begin

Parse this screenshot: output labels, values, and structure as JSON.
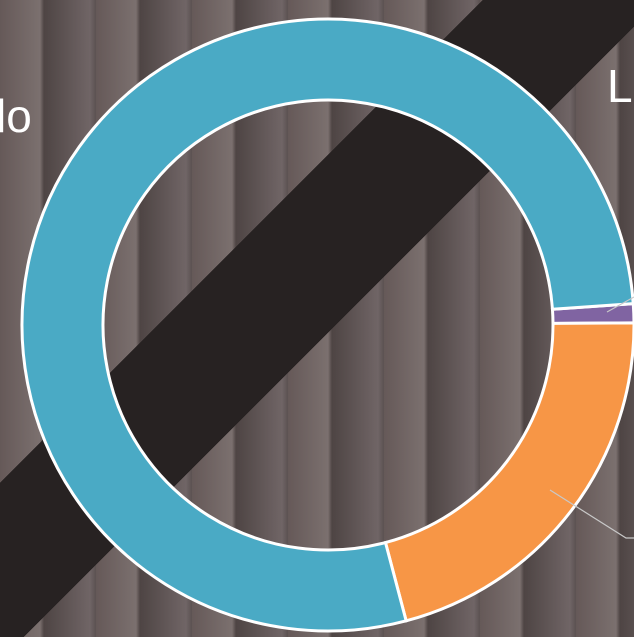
{
  "chart_data": {
    "type": "donut",
    "values": [
      1,
      21,
      78
    ],
    "colors": [
      "#8064a2",
      "#f79646",
      "#4aaac5"
    ],
    "annotations": [
      "lo",
      "L"
    ]
  }
}
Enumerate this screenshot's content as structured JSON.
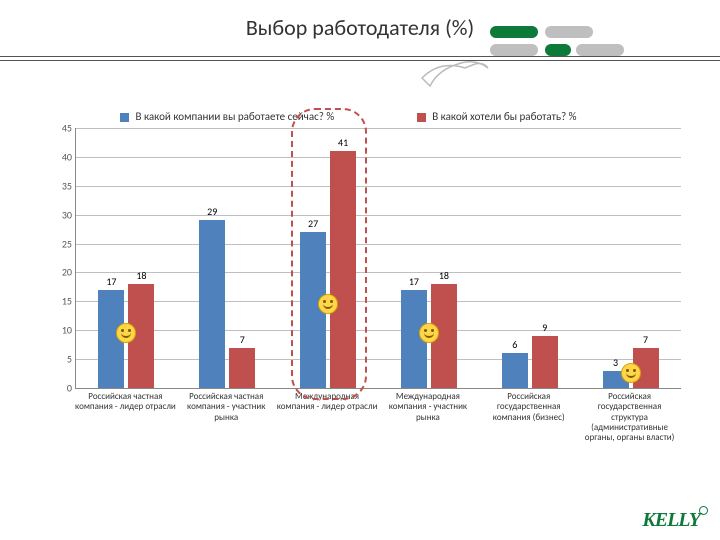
{
  "title": "Выбор работодателя (%)",
  "legend": {
    "series1": {
      "label": "В какой компании вы работаете сейчас? %",
      "color": "#4f81bd"
    },
    "series2": {
      "label": "В какой хотели бы работать?  %",
      "color": "#c0504d"
    }
  },
  "yaxis": {
    "min": 0,
    "max": 45,
    "step": 5
  },
  "categories": [
    {
      "label": "Российская частная компания - лидер отрасли",
      "v1": 17,
      "v2": 18
    },
    {
      "label": "Российская частная компания - участник рынка",
      "v1": 29,
      "v2": 7
    },
    {
      "label": "Международная компания - лидер отрасли",
      "v1": 27,
      "v2": 41
    },
    {
      "label": "Международная компания - участник рынка",
      "v1": 17,
      "v2": 18
    },
    {
      "label": "Российская государственная компания (бизнес)",
      "v1": 6,
      "v2": 9
    },
    {
      "label": "Российская государственная структура (административные органы, органы власти)",
      "v1": 3,
      "v2": 7
    }
  ],
  "colors": {
    "grid": "#bfbfbf",
    "bg": "#ffffff"
  },
  "brand": "KELLY",
  "dash_highlight_index": 2
}
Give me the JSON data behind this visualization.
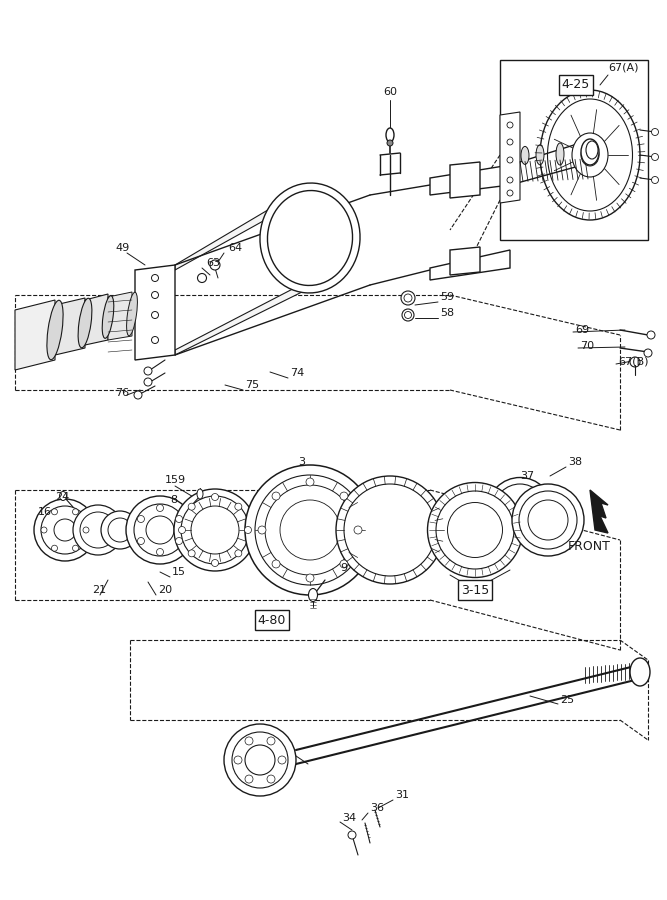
{
  "bg_color": "#ffffff",
  "line_color": "#1a1a1a",
  "figsize": [
    6.67,
    9.0
  ],
  "dpi": 100
}
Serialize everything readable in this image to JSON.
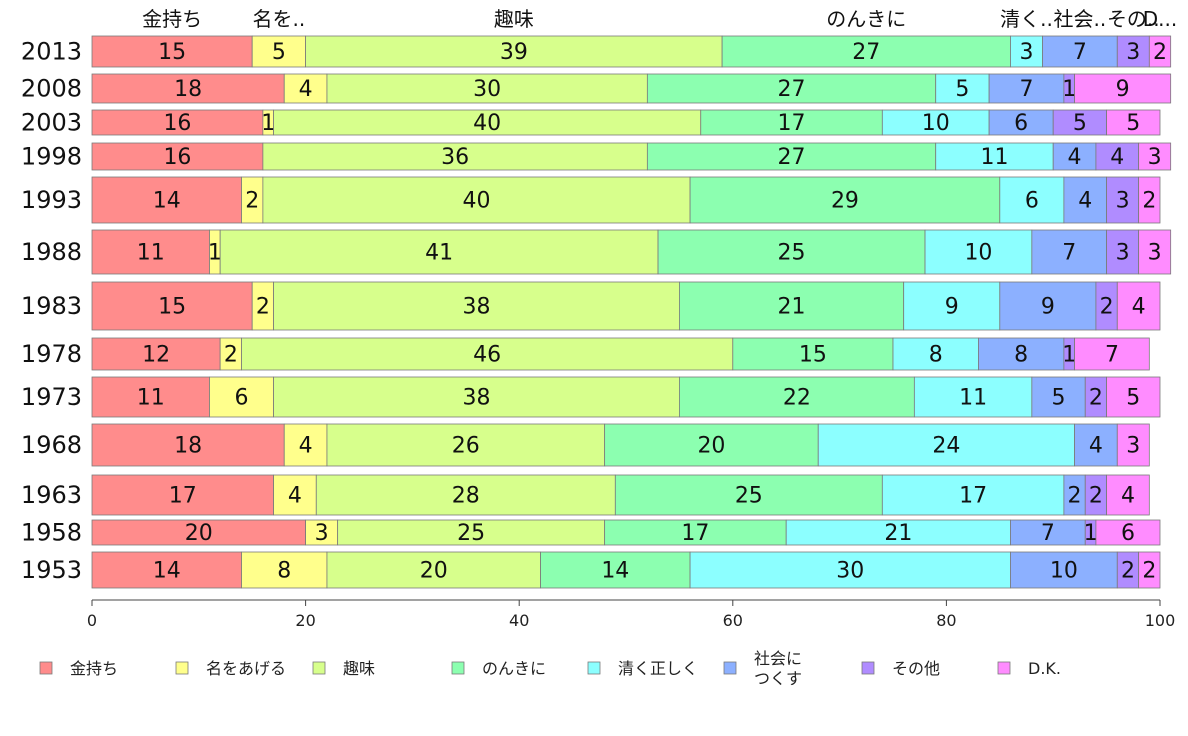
{
  "chart_data": {
    "type": "bar",
    "orientation": "horizontal-stacked-percent",
    "xlim": [
      0,
      100
    ],
    "xticks": [
      0,
      20,
      40,
      60,
      80,
      100
    ],
    "grid": false,
    "legend_position": "bottom",
    "series": [
      {
        "name": "金持ち",
        "top_label": "金持ち",
        "color": "#FF8C8C"
      },
      {
        "name": "名をあげる",
        "top_label": "名を..",
        "color": "#FFFF8C"
      },
      {
        "name": "趣味",
        "top_label": "趣味",
        "color": "#D7FF8C"
      },
      {
        "name": "のんきに",
        "top_label": "のんきに",
        "color": "#8CFFB0"
      },
      {
        "name": "清く正しく",
        "top_label": "清く..",
        "color": "#8CFFFF"
      },
      {
        "name": "社会に\nつくす",
        "top_label": "社会..",
        "color": "#8CB0FF"
      },
      {
        "name": "その他",
        "top_label": "その..",
        "color": "#B08CFF"
      },
      {
        "name": "D.K.",
        "top_label": "D...",
        "color": "#FF8CFF"
      }
    ],
    "rows": [
      {
        "year": "2013",
        "values": [
          15,
          5,
          39,
          27,
          3,
          7,
          3,
          2
        ]
      },
      {
        "year": "2008",
        "values": [
          18,
          4,
          30,
          27,
          5,
          7,
          1,
          9
        ]
      },
      {
        "year": "2003",
        "values": [
          16,
          1,
          40,
          17,
          10,
          6,
          5,
          5
        ]
      },
      {
        "year": "1998",
        "values": [
          16,
          0,
          36,
          27,
          11,
          4,
          4,
          3
        ]
      },
      {
        "year": "1993",
        "values": [
          14,
          2,
          40,
          29,
          6,
          4,
          3,
          2
        ]
      },
      {
        "year": "1988",
        "values": [
          11,
          1,
          41,
          25,
          10,
          7,
          3,
          3
        ]
      },
      {
        "year": "1983",
        "values": [
          15,
          2,
          38,
          21,
          9,
          9,
          2,
          4
        ]
      },
      {
        "year": "1978",
        "values": [
          12,
          2,
          46,
          15,
          8,
          8,
          1,
          7
        ]
      },
      {
        "year": "1973",
        "values": [
          11,
          6,
          38,
          22,
          11,
          5,
          2,
          5
        ]
      },
      {
        "year": "1968",
        "values": [
          18,
          4,
          26,
          20,
          24,
          4,
          0,
          3
        ]
      },
      {
        "year": "1963",
        "values": [
          17,
          4,
          28,
          25,
          17,
          2,
          2,
          4
        ]
      },
      {
        "year": "1958",
        "values": [
          20,
          3,
          25,
          17,
          21,
          7,
          1,
          6
        ]
      },
      {
        "year": "1953",
        "values": [
          14,
          8,
          20,
          14,
          30,
          10,
          2,
          2
        ]
      }
    ]
  }
}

end

**Goal:** Write out the data precisely as given, excluding the pictures.

**Task solution:**
Parse this screenshot: output labels, values, and structure as JSON.
{
  "chart_data": {
    "type": "donut",
    "values": [
      1,
      21,
      78
    ],
    "colors": [
      "#8064a2",
      "#f79646",
      "#4aaac5"
    ],
    "annotations": [
      "lo",
      "L"
    ]
  }
}
Enumerate this screenshot's content as structured JSON.
{
  "title": "Выбор работодателя (%)",
  "legend": {
    "series1": {
      "label": "В какой компании вы работаете сейчас? %",
      "color": "#4f81bd"
    },
    "series2": {
      "label": "В какой хотели бы работать?  %",
      "color": "#c0504d"
    }
  },
  "yaxis": {
    "min": 0,
    "max": 45,
    "step": 5
  },
  "categories": [
    {
      "label": "Российская частная компания - лидер отрасли",
      "v1": 17,
      "v2": 18
    },
    {
      "label": "Российская частная компания - участник рынка",
      "v1": 29,
      "v2": 7
    },
    {
      "label": "Международная компания - лидер отрасли",
      "v1": 27,
      "v2": 41
    },
    {
      "label": "Международная компания - участник рынка",
      "v1": 17,
      "v2": 18
    },
    {
      "label": "Российская государственная компания (бизнес)",
      "v1": 6,
      "v2": 9
    },
    {
      "label": "Российская государственная структура (административные органы, органы власти)",
      "v1": 3,
      "v2": 7
    }
  ],
  "colors": {
    "grid": "#bfbfbf",
    "bg": "#ffffff"
  },
  "brand": "KELLY",
  "dash_highlight_index": 2
}
Give me the JSON data behind this visualization.
{
  "bg_color": "#ffffff",
  "line_color": "#1a1a1a",
  "figsize": [
    6.67,
    9.0
  ],
  "dpi": 100
}
Serialize everything readable in this image to JSON.
{
  "chart_data": {
    "type": "bar",
    "orientation": "horizontal-stacked-percent",
    "xlim": [
      0,
      100
    ],
    "xticks": [
      0,
      20,
      40,
      60,
      80,
      100
    ],
    "grid": false,
    "legend_position": "bottom",
    "series": [
      {
        "name": "金持ち",
        "top_label": "金持ち",
        "color": "#FF8C8C"
      },
      {
        "name": "名をあげる",
        "top_label": "名を..",
        "color": "#FFFF8C"
      },
      {
        "name": "趣味",
        "top_label": "趣味",
        "color": "#D7FF8C"
      },
      {
        "name": "のんきに",
        "top_label": "のんきに",
        "color": "#8CFFB0"
      },
      {
        "name": "清く正しく",
        "top_label": "清く..",
        "color": "#8CFFFF"
      },
      {
        "name": "社会に\nつくす",
        "top_label": "社会..",
        "color": "#8CB0FF"
      },
      {
        "name": "その他",
        "top_label": "その..",
        "color": "#B08CFF"
      },
      {
        "name": "D.K.",
        "top_label": "D...",
        "color": "#FF8CFF"
      }
    ],
    "rows": [
      {
        "year": "2013",
        "values": [
          15,
          5,
          39,
          27,
          3,
          7,
          3,
          2
        ]
      },
      {
        "year": "2008",
        "values": [
          18,
          4,
          30,
          27,
          5,
          7,
          1,
          9
        ]
      },
      {
        "year": "2003",
        "values": [
          16,
          1,
          40,
          17,
          10,
          6,
          5,
          5
        ]
      },
      {
        "year": "1998",
        "values": [
          16,
          0,
          36,
          27,
          11,
          4,
          4,
          3
        ]
      },
      {
        "year": "1993",
        "values": [
          14,
          2,
          40,
          29,
          6,
          4,
          3,
          2
        ]
      },
      {
        "year": "1988",
        "values": [
          11,
          1,
          41,
          25,
          10,
          7,
          3,
          3
        ]
      },
      {
        "year": "1983",
        "values": [
          15,
          2,
          38,
          21,
          9,
          9,
          2,
          4
        ]
      },
      {
        "year": "1978",
        "values": [
          12,
          2,
          46,
          15,
          8,
          8,
          1,
          7
        ]
      },
      {
        "year": "1973",
        "values": [
          11,
          6,
          38,
          22,
          11,
          5,
          2,
          5
        ]
      },
      {
        "year": "1968",
        "values": [
          18,
          4,
          26,
          20,
          24,
          4,
          0,
          3
        ]
      },
      {
        "year": "1963",
        "values": [
          17,
          4,
          28,
          25,
          17,
          2,
          2,
          4
        ]
      },
      {
        "year": "1958",
        "values": [
          20,
          3,
          25,
          17,
          21,
          7,
          1,
          6
        ]
      },
      {
        "year": "1953",
        "values": [
          14,
          8,
          20,
          14,
          30,
          10,
          2,
          2
        ]
      }
    ]
  }
}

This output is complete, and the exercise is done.